WHAT YOU HAVE TO DO: In the records below, find the line containing "OCR this image."; give it again exactly, along with every line that follows, and nothing else.

TASK INPUTS:
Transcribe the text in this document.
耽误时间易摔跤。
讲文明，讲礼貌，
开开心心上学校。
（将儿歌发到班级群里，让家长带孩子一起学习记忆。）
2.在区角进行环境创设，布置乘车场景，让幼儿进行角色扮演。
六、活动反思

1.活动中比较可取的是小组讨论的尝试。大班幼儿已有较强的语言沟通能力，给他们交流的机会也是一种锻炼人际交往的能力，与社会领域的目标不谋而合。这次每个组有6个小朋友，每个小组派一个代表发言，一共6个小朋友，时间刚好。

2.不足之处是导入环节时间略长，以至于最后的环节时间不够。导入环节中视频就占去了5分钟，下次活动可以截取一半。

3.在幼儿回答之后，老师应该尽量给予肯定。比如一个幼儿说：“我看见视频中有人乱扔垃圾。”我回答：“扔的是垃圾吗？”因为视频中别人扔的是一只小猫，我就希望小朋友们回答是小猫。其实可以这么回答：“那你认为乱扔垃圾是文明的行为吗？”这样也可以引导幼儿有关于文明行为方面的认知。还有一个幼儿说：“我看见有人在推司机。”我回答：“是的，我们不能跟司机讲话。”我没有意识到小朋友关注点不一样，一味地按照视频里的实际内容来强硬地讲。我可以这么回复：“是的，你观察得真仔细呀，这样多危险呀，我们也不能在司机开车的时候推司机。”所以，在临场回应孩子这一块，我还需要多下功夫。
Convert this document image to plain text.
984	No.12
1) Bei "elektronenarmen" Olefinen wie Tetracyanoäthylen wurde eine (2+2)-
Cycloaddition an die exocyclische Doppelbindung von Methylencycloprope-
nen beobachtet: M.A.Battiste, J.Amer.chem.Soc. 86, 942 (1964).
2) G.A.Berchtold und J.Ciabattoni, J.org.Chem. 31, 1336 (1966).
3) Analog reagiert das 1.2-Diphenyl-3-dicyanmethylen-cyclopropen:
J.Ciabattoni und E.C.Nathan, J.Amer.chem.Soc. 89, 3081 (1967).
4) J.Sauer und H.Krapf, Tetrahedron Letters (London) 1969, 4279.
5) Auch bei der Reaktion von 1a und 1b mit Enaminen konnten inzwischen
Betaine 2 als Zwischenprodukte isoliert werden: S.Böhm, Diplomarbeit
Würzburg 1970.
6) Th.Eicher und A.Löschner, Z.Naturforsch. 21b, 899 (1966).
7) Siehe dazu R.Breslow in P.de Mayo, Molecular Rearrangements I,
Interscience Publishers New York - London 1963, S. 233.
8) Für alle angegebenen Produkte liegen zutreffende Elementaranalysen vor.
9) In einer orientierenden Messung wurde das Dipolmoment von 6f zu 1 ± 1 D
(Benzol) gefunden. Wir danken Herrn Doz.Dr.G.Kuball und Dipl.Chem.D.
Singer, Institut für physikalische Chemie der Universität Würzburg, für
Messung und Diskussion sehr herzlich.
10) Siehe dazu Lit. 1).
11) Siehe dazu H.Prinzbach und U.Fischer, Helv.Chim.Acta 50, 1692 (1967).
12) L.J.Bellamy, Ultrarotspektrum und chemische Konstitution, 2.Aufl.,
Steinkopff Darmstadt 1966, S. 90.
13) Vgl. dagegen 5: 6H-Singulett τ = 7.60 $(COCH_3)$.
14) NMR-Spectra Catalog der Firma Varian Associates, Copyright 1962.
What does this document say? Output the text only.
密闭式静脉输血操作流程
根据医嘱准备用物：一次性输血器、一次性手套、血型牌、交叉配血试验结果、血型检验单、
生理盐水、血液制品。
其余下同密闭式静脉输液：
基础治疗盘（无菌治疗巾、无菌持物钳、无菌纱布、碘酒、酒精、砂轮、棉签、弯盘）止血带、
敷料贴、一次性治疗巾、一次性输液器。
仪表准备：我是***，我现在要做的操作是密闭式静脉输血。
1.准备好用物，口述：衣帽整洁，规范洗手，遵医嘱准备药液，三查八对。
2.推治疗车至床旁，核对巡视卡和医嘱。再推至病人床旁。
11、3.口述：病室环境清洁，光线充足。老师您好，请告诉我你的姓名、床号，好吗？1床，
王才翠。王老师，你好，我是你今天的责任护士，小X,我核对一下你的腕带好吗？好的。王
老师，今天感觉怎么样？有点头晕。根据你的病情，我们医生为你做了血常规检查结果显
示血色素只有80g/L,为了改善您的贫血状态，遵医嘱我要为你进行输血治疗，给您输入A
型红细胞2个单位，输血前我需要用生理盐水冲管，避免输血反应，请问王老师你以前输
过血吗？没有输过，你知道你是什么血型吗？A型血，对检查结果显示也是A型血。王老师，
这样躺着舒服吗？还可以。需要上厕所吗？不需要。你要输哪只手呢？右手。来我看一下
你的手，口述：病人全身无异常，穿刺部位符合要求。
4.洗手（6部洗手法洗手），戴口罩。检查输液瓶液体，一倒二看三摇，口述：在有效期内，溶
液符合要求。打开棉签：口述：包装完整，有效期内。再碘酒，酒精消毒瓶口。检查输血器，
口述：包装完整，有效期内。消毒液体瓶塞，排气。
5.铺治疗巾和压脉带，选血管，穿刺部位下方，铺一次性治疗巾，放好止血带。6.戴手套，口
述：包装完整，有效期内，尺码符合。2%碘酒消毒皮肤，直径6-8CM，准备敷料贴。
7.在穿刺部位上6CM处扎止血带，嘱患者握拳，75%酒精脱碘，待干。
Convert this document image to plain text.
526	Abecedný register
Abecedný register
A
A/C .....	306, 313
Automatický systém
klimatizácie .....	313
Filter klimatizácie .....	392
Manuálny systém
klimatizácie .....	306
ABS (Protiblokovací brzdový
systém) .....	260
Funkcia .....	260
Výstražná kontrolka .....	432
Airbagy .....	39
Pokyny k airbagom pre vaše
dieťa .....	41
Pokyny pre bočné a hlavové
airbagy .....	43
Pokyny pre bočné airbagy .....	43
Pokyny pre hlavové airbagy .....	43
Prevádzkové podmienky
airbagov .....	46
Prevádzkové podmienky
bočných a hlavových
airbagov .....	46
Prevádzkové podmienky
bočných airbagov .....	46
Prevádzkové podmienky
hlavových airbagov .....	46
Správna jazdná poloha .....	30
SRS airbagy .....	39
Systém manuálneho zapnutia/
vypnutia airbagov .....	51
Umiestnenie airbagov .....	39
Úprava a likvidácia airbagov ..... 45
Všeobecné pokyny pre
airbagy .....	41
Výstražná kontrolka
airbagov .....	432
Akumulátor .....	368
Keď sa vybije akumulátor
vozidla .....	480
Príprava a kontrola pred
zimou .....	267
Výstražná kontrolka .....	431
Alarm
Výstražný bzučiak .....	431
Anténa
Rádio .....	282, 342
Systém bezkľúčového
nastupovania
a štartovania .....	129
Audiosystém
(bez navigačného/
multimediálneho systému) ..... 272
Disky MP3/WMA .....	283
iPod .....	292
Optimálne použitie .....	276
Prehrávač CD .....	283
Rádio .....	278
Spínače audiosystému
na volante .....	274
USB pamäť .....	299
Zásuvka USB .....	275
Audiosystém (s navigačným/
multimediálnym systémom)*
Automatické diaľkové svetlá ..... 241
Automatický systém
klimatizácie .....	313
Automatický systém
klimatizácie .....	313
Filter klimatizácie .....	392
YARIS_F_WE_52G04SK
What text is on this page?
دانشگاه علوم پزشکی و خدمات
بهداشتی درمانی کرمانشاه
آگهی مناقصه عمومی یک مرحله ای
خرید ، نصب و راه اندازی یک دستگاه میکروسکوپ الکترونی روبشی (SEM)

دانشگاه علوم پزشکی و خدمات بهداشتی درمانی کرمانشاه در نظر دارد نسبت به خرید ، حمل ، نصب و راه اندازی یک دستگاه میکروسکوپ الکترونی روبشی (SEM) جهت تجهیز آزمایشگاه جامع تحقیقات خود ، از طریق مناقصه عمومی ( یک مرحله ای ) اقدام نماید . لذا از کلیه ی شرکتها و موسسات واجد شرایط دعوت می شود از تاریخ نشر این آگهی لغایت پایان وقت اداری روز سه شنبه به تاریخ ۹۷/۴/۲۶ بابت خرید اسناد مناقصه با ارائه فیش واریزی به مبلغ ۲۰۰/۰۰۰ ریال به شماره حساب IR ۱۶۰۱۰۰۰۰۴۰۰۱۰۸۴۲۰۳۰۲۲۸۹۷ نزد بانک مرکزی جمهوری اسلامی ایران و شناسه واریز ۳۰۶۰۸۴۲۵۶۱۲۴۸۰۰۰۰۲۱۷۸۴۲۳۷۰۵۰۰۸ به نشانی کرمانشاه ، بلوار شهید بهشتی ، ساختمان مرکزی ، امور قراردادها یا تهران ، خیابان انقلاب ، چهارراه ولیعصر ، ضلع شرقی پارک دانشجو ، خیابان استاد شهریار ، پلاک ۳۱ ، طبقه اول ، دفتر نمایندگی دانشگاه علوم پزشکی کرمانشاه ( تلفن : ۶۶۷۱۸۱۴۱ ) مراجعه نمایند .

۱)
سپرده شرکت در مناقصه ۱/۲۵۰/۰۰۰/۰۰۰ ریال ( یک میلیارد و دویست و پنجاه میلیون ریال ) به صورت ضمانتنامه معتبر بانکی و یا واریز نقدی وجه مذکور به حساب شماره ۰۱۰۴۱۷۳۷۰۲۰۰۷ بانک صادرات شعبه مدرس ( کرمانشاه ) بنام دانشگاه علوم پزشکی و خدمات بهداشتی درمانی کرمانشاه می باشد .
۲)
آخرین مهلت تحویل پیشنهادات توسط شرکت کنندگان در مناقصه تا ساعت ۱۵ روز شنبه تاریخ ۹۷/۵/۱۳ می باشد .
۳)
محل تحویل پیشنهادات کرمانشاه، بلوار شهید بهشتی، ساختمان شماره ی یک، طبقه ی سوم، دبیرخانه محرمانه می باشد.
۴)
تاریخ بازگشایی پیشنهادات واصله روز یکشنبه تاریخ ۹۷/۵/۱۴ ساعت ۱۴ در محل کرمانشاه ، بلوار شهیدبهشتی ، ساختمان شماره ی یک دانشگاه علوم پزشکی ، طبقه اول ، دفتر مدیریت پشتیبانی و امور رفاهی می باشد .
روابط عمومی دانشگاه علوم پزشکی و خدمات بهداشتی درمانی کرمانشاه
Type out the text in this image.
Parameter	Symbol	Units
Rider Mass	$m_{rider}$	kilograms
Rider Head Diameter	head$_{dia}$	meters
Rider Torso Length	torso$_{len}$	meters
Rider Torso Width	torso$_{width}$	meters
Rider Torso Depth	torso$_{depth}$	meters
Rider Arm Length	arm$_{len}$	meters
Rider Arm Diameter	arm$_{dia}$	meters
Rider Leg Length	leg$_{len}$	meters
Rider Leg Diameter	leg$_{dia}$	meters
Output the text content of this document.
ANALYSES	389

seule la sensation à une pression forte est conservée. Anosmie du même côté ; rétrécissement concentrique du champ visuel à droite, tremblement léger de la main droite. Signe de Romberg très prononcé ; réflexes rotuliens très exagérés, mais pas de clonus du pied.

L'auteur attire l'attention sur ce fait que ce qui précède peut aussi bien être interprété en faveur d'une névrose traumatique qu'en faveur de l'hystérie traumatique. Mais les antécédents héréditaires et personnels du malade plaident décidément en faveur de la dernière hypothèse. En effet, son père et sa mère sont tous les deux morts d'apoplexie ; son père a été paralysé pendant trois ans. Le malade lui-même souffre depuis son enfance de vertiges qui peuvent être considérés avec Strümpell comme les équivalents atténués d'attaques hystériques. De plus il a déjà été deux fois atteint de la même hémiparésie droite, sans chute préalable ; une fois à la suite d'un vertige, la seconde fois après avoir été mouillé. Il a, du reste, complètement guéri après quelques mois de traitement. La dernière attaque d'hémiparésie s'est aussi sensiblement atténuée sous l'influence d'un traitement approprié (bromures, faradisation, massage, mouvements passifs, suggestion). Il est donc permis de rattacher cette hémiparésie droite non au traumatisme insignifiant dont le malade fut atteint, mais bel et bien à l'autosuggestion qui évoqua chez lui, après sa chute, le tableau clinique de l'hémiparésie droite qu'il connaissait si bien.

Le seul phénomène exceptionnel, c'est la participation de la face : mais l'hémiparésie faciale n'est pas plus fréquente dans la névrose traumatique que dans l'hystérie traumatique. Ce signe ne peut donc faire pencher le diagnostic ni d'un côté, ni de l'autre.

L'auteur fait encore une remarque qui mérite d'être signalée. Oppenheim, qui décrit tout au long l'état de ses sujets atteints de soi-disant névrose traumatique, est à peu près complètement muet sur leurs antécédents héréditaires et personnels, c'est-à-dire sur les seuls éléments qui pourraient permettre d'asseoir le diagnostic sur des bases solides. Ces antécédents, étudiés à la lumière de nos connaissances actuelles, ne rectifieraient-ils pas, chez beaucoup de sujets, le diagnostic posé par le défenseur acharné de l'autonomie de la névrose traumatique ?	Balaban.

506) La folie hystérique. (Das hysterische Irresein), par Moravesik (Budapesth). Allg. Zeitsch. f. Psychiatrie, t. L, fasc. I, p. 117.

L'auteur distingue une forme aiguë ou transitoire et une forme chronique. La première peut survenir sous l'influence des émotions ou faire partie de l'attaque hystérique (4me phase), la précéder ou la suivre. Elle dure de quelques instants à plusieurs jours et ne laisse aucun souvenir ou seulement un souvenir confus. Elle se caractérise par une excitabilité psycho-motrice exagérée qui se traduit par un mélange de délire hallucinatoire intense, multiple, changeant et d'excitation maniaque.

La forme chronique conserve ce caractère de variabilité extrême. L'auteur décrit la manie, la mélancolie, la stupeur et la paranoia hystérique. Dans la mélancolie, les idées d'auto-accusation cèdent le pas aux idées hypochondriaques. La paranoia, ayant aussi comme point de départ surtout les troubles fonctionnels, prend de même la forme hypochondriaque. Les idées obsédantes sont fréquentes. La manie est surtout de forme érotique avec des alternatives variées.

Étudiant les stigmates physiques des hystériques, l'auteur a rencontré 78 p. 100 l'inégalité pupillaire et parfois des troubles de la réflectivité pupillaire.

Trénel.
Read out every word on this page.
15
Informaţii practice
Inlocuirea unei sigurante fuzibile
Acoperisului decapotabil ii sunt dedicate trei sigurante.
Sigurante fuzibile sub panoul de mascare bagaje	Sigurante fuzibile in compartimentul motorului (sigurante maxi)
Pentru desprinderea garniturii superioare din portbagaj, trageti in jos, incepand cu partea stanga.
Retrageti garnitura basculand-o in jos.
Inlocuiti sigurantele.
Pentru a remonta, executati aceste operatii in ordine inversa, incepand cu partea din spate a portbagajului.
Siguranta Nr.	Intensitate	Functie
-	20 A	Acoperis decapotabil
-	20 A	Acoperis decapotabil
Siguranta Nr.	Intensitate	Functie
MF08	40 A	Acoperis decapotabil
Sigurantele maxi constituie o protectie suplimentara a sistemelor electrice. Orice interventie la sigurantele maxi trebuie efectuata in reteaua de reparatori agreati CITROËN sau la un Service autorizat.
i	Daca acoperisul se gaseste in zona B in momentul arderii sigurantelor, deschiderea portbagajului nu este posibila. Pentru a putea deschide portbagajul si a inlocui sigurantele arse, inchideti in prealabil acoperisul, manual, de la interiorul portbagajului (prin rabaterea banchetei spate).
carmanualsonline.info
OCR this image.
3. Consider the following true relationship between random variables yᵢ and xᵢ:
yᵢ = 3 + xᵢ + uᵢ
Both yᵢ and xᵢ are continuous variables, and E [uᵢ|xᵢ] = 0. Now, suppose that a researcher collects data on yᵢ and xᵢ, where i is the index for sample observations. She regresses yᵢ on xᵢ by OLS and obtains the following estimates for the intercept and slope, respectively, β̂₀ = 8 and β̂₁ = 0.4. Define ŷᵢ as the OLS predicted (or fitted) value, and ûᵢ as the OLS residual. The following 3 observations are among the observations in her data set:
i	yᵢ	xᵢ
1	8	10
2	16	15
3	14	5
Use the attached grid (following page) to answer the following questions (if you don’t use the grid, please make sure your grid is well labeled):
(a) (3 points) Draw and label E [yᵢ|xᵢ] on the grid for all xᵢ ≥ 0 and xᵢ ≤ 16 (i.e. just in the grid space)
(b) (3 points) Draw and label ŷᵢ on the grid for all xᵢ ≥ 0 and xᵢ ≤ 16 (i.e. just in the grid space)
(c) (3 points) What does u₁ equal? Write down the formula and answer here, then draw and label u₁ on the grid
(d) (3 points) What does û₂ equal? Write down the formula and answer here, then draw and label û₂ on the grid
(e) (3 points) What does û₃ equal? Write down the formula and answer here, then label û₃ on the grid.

FINISHED ANSWER:
OCR this image.
3. Consider the following true relationship between random variables yᵢ and xᵢ:
yᵢ = 3 + xᵢ + uᵢ
Both yᵢ and xᵢ are continuous variables, and E [uᵢ|xᵢ] = 0. Now, suppose that a researcher collects data on yᵢ and xᵢ, where i is the index for sample observations. She regresses yᵢ on xᵢ by OLS and obtains the following estimates for the intercept and slope, respectively, β̂₀ = 8 and β̂₁ = 0.4. Define ŷᵢ as the OLS predicted (or fitted) value, and ûᵢ as the OLS residual. The following 3 observations are among the observations in her data set:
i	yᵢ	xᵢ
1	8	10
2	16	15
3	14	5
Use the attached grid (following page) to answer the following questions (if you don’t use the grid, please make sure your grid is well labeled):
(a) (3 points) Draw and label E [yᵢ|xᵢ] on the grid for all xᵢ ≥ 0 and xᵢ ≤ 16 (i.e. just in the grid space)
(b) (3 points) Draw and label ŷᵢ on the grid for all xᵢ ≥ 0 and xᵢ ≤ 16 (i.e. just in the grid space)
(c) (3 points) What does u₁ equal? Write down the formula and answer here, then draw and label u₁ on the grid
(d) (3 points) What does û₂ equal? Write down the formula and answer here, then draw and label û₂ on the grid
(e) (3 points) What does û₃ equal? Write down the formula and answer here, then label û₃ on the grid.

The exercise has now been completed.